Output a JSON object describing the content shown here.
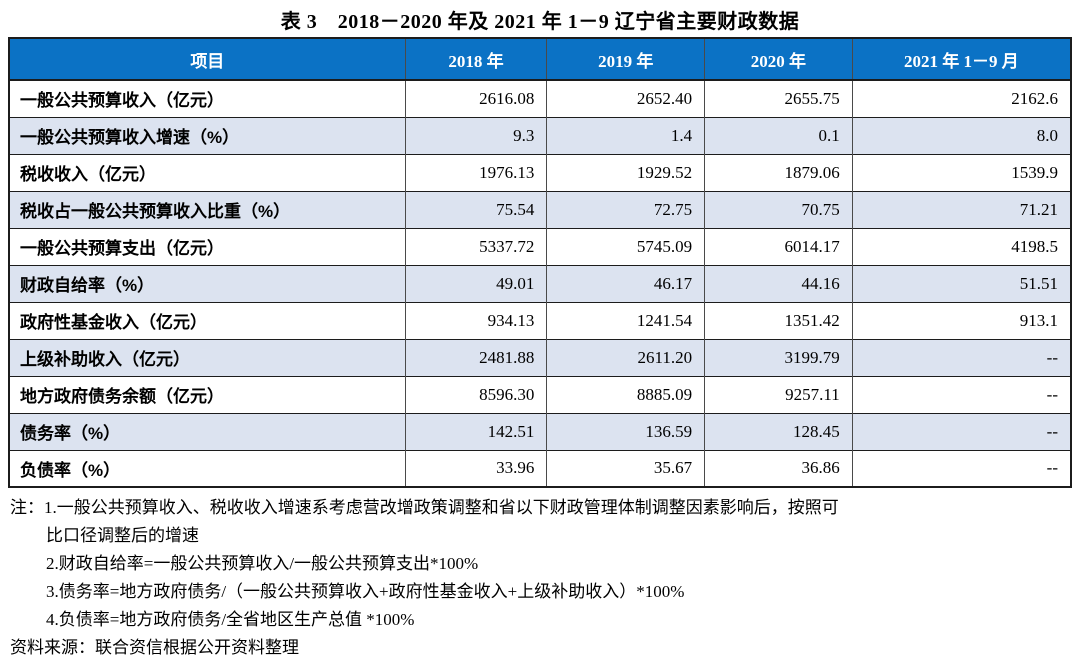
{
  "title": "表 3　2018－2020 年及 2021 年 1－9 辽宁省主要财政数据",
  "table": {
    "columns": [
      "项目",
      "2018 年",
      "2019 年",
      "2020 年",
      "2021 年 1－9 月"
    ],
    "rows": [
      {
        "label": "一般公共预算收入（亿元）",
        "values": [
          "2616.08",
          "2652.40",
          "2655.75",
          "2162.6"
        ]
      },
      {
        "label": "一般公共预算收入增速（%）",
        "values": [
          "9.3",
          "1.4",
          "0.1",
          "8.0"
        ]
      },
      {
        "label": "税收收入（亿元）",
        "values": [
          "1976.13",
          "1929.52",
          "1879.06",
          "1539.9"
        ]
      },
      {
        "label": "税收占一般公共预算收入比重（%）",
        "values": [
          "75.54",
          "72.75",
          "70.75",
          "71.21"
        ]
      },
      {
        "label": "一般公共预算支出（亿元）",
        "values": [
          "5337.72",
          "5745.09",
          "6014.17",
          "4198.5"
        ]
      },
      {
        "label": "财政自给率（%）",
        "values": [
          "49.01",
          "46.17",
          "44.16",
          "51.51"
        ]
      },
      {
        "label": "政府性基金收入（亿元）",
        "values": [
          "934.13",
          "1241.54",
          "1351.42",
          "913.1"
        ]
      },
      {
        "label": "上级补助收入（亿元）",
        "values": [
          "2481.88",
          "2611.20",
          "3199.79",
          "--"
        ]
      },
      {
        "label": "地方政府债务余额（亿元）",
        "values": [
          "8596.30",
          "8885.09",
          "9257.11",
          "--"
        ]
      },
      {
        "label": "债务率（%）",
        "values": [
          "142.51",
          "136.59",
          "128.45",
          "--"
        ]
      },
      {
        "label": "负债率（%）",
        "values": [
          "33.96",
          "35.67",
          "36.86",
          "--"
        ]
      }
    ]
  },
  "notes": {
    "lines": [
      {
        "indent": 0,
        "text": "注：1.一般公共预算收入、税收收入增速系考虑营改增政策调整和省以下财政管理体制调整因素影响后，按照可"
      },
      {
        "indent": 1,
        "text": "比口径调整后的增速"
      },
      {
        "indent": 1,
        "text": "2.财政自给率=一般公共预算收入/一般公共预算支出*100%"
      },
      {
        "indent": 1,
        "text": "3.债务率=地方政府债务/（一般公共预算收入+政府性基金收入+上级补助收入）*100%"
      },
      {
        "indent": 1,
        "text": "4.负债率=地方政府债务/全省地区生产总值 *100%"
      }
    ]
  },
  "source": "资料来源：联合资信根据公开资料整理",
  "colors": {
    "header_bg": "#0b72c5",
    "header_text": "#ffffff",
    "row_alt_bg": "#dce3f0",
    "border_dark": "#1c1c1c",
    "border_mid": "#4a4a4a",
    "text": "#000000"
  }
}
----------
§ **Brief**
Filter out all lines lacking the word "一般公共预算支出" and copy the rest.

§ **Exercise response**
        "label": "一般公共预算支出（亿元）",
        "text": "2.财政自给率=一般公共预算收入/一般公共预算支出*100%"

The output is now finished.